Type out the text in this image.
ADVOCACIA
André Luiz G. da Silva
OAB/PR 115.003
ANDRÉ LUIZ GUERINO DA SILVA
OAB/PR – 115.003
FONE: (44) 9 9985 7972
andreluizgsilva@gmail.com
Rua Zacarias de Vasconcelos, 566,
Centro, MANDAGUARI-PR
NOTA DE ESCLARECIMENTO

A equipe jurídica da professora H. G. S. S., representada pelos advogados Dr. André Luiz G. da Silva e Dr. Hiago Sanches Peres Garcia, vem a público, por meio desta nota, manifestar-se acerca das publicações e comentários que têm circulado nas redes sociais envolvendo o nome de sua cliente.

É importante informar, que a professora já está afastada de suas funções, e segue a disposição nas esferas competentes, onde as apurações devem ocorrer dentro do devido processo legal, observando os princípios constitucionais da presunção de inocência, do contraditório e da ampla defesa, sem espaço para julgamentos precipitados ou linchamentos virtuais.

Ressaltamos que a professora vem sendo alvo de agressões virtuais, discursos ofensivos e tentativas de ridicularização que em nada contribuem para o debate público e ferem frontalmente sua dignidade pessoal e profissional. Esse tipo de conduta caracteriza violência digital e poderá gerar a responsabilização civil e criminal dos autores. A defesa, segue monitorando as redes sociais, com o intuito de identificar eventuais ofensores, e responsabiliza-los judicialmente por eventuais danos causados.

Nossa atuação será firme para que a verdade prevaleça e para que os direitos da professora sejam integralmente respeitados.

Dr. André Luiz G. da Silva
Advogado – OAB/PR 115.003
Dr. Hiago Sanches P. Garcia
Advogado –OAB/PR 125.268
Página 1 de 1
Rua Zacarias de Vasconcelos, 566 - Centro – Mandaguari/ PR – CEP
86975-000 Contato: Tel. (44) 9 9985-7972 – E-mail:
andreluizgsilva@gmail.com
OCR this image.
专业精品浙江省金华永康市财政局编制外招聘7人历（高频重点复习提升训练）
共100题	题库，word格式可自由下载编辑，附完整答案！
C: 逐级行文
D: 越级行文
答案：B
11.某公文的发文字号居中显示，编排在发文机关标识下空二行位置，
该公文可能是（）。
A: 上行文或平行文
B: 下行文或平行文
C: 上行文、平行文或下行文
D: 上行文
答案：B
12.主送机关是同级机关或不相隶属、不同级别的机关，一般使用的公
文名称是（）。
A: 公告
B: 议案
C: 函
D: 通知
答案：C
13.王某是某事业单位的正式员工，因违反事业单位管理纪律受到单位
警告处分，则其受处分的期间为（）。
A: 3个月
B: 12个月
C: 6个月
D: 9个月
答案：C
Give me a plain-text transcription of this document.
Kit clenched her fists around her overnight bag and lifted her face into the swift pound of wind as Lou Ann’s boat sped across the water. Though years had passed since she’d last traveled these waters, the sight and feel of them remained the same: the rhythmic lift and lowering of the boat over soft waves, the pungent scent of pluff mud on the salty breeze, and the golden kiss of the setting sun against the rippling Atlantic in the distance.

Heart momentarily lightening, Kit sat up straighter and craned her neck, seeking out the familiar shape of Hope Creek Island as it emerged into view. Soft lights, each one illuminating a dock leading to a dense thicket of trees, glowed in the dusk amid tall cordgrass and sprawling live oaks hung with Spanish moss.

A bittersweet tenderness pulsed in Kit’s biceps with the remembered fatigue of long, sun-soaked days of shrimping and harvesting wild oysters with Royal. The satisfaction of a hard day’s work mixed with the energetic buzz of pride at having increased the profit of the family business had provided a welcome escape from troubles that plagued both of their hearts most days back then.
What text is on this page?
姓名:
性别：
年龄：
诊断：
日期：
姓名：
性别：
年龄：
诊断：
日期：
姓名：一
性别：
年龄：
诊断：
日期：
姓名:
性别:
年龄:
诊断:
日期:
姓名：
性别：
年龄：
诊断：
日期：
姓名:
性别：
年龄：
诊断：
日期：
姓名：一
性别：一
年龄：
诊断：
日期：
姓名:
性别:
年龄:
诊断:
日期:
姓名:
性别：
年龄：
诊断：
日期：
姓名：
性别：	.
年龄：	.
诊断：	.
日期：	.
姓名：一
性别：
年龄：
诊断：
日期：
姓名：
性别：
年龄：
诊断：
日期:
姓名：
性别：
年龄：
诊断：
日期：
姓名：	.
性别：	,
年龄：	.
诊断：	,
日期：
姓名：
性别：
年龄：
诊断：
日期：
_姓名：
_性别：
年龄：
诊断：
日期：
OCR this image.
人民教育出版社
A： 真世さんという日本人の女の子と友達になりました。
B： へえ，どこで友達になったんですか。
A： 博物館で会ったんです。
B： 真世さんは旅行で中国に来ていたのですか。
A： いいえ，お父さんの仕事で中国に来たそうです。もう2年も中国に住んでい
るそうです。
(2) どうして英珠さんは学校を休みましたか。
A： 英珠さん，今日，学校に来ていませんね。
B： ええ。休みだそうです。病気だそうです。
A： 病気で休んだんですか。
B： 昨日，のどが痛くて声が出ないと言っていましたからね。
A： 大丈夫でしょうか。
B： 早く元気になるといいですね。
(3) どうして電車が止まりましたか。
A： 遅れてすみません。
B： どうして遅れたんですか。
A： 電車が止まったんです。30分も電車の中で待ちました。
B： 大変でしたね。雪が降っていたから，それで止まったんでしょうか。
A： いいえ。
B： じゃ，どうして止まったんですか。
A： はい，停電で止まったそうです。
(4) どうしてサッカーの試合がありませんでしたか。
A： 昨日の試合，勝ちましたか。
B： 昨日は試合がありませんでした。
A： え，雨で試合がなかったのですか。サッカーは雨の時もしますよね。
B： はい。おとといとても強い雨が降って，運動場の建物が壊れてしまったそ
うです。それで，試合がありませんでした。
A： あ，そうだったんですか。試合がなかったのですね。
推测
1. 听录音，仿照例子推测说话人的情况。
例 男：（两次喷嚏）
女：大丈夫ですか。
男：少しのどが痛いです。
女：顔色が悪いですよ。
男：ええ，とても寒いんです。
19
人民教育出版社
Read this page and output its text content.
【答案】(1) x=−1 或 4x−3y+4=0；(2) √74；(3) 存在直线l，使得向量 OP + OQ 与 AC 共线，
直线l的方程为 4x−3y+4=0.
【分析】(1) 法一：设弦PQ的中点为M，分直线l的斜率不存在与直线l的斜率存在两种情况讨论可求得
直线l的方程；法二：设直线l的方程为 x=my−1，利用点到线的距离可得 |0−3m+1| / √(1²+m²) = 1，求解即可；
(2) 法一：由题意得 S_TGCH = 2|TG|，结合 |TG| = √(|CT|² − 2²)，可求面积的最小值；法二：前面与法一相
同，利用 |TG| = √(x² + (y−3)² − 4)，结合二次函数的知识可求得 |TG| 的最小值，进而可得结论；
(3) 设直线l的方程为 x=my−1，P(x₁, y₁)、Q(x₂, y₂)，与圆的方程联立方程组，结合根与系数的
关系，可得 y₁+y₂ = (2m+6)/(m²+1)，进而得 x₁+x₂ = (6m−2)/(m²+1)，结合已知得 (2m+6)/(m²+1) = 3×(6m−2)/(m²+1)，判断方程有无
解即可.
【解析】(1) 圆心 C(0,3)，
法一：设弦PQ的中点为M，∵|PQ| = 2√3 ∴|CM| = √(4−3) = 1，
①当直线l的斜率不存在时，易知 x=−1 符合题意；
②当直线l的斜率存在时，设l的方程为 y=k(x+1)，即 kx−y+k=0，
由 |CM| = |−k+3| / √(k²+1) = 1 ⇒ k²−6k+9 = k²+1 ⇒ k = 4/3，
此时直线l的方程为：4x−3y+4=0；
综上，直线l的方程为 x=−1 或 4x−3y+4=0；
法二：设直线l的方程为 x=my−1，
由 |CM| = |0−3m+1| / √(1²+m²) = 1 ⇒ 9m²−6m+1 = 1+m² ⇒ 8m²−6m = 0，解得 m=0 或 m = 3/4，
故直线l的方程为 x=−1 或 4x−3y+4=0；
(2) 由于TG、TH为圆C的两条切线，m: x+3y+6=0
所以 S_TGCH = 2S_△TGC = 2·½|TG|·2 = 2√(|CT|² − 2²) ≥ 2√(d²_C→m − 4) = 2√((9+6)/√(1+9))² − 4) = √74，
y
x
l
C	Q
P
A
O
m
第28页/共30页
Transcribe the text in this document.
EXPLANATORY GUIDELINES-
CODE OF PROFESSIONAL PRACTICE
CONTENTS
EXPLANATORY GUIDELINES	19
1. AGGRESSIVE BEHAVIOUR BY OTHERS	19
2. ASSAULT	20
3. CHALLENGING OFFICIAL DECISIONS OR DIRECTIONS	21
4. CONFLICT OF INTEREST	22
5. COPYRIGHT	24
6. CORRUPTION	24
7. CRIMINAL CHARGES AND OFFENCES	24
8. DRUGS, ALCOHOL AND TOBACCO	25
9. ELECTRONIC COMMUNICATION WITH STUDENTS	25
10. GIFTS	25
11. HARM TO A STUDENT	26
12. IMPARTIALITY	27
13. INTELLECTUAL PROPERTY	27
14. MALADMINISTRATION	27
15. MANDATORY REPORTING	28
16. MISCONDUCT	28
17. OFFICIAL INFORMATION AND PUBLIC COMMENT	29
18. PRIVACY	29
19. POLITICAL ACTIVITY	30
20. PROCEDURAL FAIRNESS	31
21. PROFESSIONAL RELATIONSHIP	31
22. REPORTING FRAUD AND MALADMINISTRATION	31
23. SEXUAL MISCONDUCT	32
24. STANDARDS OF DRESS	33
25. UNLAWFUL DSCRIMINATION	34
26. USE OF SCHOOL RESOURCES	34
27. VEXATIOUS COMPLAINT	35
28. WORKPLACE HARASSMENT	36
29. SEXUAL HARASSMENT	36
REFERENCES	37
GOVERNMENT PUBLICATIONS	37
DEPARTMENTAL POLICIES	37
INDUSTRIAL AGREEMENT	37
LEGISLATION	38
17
..........
Select every line of the material above holding the word "REPORTING" and copy it.

15. MANDATORY REPORTING	28
22. REPORTING FRAUD AND MALADMINISTRATION	31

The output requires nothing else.